Stored data entries
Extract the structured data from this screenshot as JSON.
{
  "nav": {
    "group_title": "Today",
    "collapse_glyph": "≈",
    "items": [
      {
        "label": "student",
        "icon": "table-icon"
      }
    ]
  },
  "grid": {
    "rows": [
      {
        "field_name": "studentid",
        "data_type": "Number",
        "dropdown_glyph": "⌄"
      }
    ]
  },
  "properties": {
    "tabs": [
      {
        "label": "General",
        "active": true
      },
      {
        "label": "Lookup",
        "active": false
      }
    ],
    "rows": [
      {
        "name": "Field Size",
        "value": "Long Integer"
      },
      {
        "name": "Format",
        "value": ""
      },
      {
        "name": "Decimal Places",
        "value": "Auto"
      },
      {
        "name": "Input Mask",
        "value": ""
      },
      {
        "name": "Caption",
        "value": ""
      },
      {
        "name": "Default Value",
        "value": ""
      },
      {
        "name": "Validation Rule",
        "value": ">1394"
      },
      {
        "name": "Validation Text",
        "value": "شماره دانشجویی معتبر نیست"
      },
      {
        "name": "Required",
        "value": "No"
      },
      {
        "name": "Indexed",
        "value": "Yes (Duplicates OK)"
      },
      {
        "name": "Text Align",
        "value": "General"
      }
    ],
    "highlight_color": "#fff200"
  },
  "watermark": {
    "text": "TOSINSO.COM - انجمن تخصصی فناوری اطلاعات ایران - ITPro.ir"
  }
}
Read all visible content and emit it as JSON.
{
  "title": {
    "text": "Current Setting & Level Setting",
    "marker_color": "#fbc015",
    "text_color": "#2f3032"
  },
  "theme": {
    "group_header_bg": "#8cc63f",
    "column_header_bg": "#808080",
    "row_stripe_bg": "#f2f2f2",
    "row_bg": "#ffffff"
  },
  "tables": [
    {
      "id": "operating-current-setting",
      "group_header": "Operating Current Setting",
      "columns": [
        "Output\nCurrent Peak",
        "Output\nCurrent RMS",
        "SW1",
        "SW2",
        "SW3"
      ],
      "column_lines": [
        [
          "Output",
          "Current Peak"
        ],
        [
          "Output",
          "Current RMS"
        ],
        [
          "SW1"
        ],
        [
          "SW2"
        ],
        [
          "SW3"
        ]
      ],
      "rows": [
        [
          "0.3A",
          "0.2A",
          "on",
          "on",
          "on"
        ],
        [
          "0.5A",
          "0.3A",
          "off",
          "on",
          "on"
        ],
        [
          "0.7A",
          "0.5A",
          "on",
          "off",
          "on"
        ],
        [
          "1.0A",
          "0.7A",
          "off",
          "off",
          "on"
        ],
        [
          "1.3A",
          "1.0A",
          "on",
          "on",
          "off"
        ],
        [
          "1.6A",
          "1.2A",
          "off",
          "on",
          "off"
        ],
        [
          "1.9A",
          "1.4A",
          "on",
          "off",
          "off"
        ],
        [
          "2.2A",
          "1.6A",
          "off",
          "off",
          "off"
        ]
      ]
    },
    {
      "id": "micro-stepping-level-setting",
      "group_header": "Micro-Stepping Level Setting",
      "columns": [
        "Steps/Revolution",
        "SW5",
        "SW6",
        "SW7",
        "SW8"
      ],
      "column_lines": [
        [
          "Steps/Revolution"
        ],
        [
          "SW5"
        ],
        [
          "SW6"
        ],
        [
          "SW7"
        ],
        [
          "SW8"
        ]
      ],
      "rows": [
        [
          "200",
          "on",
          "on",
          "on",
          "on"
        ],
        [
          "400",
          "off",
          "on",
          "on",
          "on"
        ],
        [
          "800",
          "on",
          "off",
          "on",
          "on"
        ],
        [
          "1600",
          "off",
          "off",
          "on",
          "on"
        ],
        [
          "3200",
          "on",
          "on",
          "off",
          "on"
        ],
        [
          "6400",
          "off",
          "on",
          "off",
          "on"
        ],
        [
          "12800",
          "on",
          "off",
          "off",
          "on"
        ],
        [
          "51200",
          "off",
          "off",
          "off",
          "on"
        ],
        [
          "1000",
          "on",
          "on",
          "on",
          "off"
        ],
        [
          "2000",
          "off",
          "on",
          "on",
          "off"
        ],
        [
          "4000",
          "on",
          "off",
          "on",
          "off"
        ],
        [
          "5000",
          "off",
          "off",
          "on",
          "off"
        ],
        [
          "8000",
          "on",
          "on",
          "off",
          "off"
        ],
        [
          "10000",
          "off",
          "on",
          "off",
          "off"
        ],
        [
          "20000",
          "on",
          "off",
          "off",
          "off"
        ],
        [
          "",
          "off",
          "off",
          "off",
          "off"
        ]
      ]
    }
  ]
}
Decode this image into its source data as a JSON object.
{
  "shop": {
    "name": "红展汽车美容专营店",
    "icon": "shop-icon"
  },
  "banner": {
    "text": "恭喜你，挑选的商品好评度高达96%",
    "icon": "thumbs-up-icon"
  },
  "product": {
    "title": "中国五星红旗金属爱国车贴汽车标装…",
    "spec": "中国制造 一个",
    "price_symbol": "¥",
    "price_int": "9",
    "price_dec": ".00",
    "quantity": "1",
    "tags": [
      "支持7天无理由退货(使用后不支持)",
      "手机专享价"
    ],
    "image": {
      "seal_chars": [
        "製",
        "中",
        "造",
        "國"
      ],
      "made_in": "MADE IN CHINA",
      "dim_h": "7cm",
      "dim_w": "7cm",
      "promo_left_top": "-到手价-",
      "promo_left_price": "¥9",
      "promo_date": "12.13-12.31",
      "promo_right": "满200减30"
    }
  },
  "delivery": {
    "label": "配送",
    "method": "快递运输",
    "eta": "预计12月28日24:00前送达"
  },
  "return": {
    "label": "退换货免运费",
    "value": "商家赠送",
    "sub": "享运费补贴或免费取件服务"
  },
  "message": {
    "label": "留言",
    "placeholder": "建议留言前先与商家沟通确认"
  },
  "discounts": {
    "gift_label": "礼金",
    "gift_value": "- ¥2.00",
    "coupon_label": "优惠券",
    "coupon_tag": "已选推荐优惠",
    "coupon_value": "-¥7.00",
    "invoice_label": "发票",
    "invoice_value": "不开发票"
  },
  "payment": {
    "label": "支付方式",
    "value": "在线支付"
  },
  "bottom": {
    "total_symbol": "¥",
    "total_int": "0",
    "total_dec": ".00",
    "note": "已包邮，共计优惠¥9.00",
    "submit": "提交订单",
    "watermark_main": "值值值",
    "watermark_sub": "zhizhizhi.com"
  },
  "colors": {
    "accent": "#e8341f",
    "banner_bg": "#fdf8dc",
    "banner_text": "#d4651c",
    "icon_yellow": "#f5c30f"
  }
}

:: TASK OBJECTIVE ::
Extract each line of the material exactly as it stands.

:: REPLY ::
Extract the structured data from this screenshot as JSON.
{
  "nav": {
    "group_title": "Today",
    "collapse_glyph": "≈",
    "items": [
      {
        "label": "student",
        "icon": "table-icon"
      }
    ]
  },
  "grid": {
    "rows": [
      {
        "field_name": "studentid",
        "data_type": "Number",
        "dropdown_glyph": "⌄"
      }
    ]
  },
  "properties": {
    "tabs": [
      {
        "label": "General",
        "active": true
      },
      {
        "label": "Lookup",
        "active": false
      }
    ],
    "rows": [
      {
        "name": "Field Size",
        "value": "Long Integer"
      },
      {
        "name": "Format",
        "value": ""
      },
      {
        "name": "Decimal Places",
        "value": "Auto"
      },
      {
        "name": "Input Mask",
        "value": ""
      },
      {
        "name": "Caption",
        "value": ""
      },
      {
        "name": "Default Value",
        "value": ""
      },
      {
        "name": "Validation Rule",
        "value": ">1394"
      },
      {
        "name": "Validation Text",
        "value": "شماره دانشجویی معتبر نیست"
      },
      {
        "name": "Required",
        "value": "No"
      },
      {
        "name": "Indexed",
        "value": "Yes (Duplicates OK)"
      },
      {
        "name": "Text Align",
        "value": "General"
      }
    ],
    "highlight_color": "#fff200"
  },
  "watermark": {
    "text": "TOSINSO.COM - انجمن تخصصی فناوری اطلاعات ایران - ITPro.ir"
  }
}
Read all visible content and emit it as JSON.
{
  "title": {
    "text": "Current Setting & Level Setting",
    "marker_color": "#fbc015",
    "text_color": "#2f3032"
  },
  "theme": {
    "group_header_bg": "#8cc63f",
    "column_header_bg": "#808080",
    "row_stripe_bg": "#f2f2f2",
    "row_bg": "#ffffff"
  },
  "tables": [
    {
      "id": "operating-current-setting",
      "group_header": "Operating Current Setting",
      "columns": [
        "Output\nCurrent Peak",
        "Output\nCurrent RMS",
        "SW1",
        "SW2",
        "SW3"
      ],
      "column_lines": [
        [
          "Output",
          "Current Peak"
        ],
        [
          "Output",
          "Current RMS"
        ],
        [
          "SW1"
        ],
        [
          "SW2"
        ],
        [
          "SW3"
        ]
      ],
      "rows": [
        [
          "0.3A",
          "0.2A",
          "on",
          "on",
          "on"
        ],
        [
          "0.5A",
          "0.3A",
          "off",
          "on",
          "on"
        ],
        [
          "0.7A",
          "0.5A",
          "on",
          "off",
          "on"
        ],
        [
          "1.0A",
          "0.7A",
          "off",
          "off",
          "on"
        ],
        [
          "1.3A",
          "1.0A",
          "on",
          "on",
          "off"
        ],
        [
          "1.6A",
          "1.2A",
          "off",
          "on",
          "off"
        ],
        [
          "1.9A",
          "1.4A",
          "on",
          "off",
          "off"
        ],
        [
          "2.2A",
          "1.6A",
          "off",
          "off",
          "off"
        ]
      ]
    },
    {
      "id": "micro-stepping-level-setting",
      "group_header": "Micro-Stepping Level Setting",
      "columns": [
        "Steps/Revolution",
        "SW5",
        "SW6",
        "SW7",
        "SW8"
      ],
      "column_lines": [
        [
          "Steps/Revolution"
        ],
        [
          "SW5"
        ],
        [
          "SW6"
        ],
        [
          "SW7"
        ],
        [
          "SW8"
        ]
      ],
      "rows": [
        [
          "200",
          "on",
          "on",
          "on",
          "on"
        ],
        [
          "400",
          "off",
          "on",
          "on",
          "on"
        ],
        [
          "800",
          "on",
          "off",
          "on",
          "on"
        ],
        [
          "1600",
          "off",
          "off",
          "on",
          "on"
        ],
        [
          "3200",
          "on",
          "on",
          "off",
          "on"
        ],
        [
          "6400",
          "off",
          "on",
          "off",
          "on"
        ],
        [
          "12800",
          "on",
          "off",
          "off",
          "on"
        ],
        [
          "51200",
          "off",
          "off",
          "off",
          "on"
        ],
        [
          "1000",
          "on",
          "on",
          "on",
          "off"
        ],
        [
          "2000",
          "off",
          "on",
          "on",
          "off"
        ],
        [
          "4000",
          "on",
          "off",
          "on",
          "off"
        ],
        [
          "5000",
          "off",
          "off",
          "on",
          "off"
        ],
        [
          "8000",
          "on",
          "on",
          "off",
          "off"
        ],
        [
          "10000",
          "off",
          "on",
          "off",
          "off"
        ],
        [
          "20000",
          "on",
          "off",
          "off",
          "off"
        ],
        [
          "",
          "off",
          "off",
          "off",
          "off"
        ]
      ]
    }
  ]
}
Decode this image into its source data as a JSON object.
{
  "shop": {
    "name": "红展汽车美容专营店",
    "icon": "shop-icon"
  },
  "banner": {
    "text": "恭喜你，挑选的商品好评度高达96%",
    "icon": "thumbs-up-icon"
  },
  "product": {
    "title": "中国五星红旗金属爱国车贴汽车标装…",
    "spec": "中国制造 一个",
    "price_symbol": "¥",
    "price_int": "9",
    "price_dec": ".00",
    "quantity": "1",
    "tags": [
      "支持7天无理由退货(使用后不支持)",
      "手机专享价"
    ],
    "image": {
      "seal_chars": [
        "製",
        "中",
        "造",
        "國"
      ],
      "made_in": "MADE IN CHINA",
      "dim_h": "7cm",
      "dim_w": "7cm",
      "promo_left_top": "-到手价-",
      "promo_left_price": "¥9",
      "promo_date": "12.13-12.31",
      "promo_right": "满200减30"
    }
  },
  "delivery": {
    "label": "配送",
    "method": "快递运输",
    "eta": "预计12月28日24:00前送达"
  },
  "return": {
    "label": "退换货免运费",
    "value": "商家赠送",
    "sub": "享运费补贴或免费取件服务"
  },
  "message": {
    "label": "留言",
    "placeholder": "建议留言前先与商家沟通确认"
  },
  "discounts": {
    "gift_label": "礼金",
    "gift_value": "- ¥2.00",
    "coupon_label": "优惠券",
    "coupon_tag": "已选推荐优惠",
    "coupon_value": "-¥7.00",
    "invoice_label": "发票",
    "invoice_value": "不开发票"
  },
  "payment": {
    "label": "支付方式",
    "value": "在线支付"
  },
  "bottom": {
    "total_symbol": "¥",
    "total_int": "0",
    "total_dec": ".00",
    "note": "已包邮，共计优惠¥9.00",
    "submit": "提交订单",
    "watermark_main": "值值值",
    "watermark_sub": "zhizhizhi.com"
  },
  "colors": {
    "accent": "#e8341f",
    "banner_bg": "#fdf8dc",
    "banner_text": "#d4651c",
    "icon_yellow": "#f5c30f"
  }
}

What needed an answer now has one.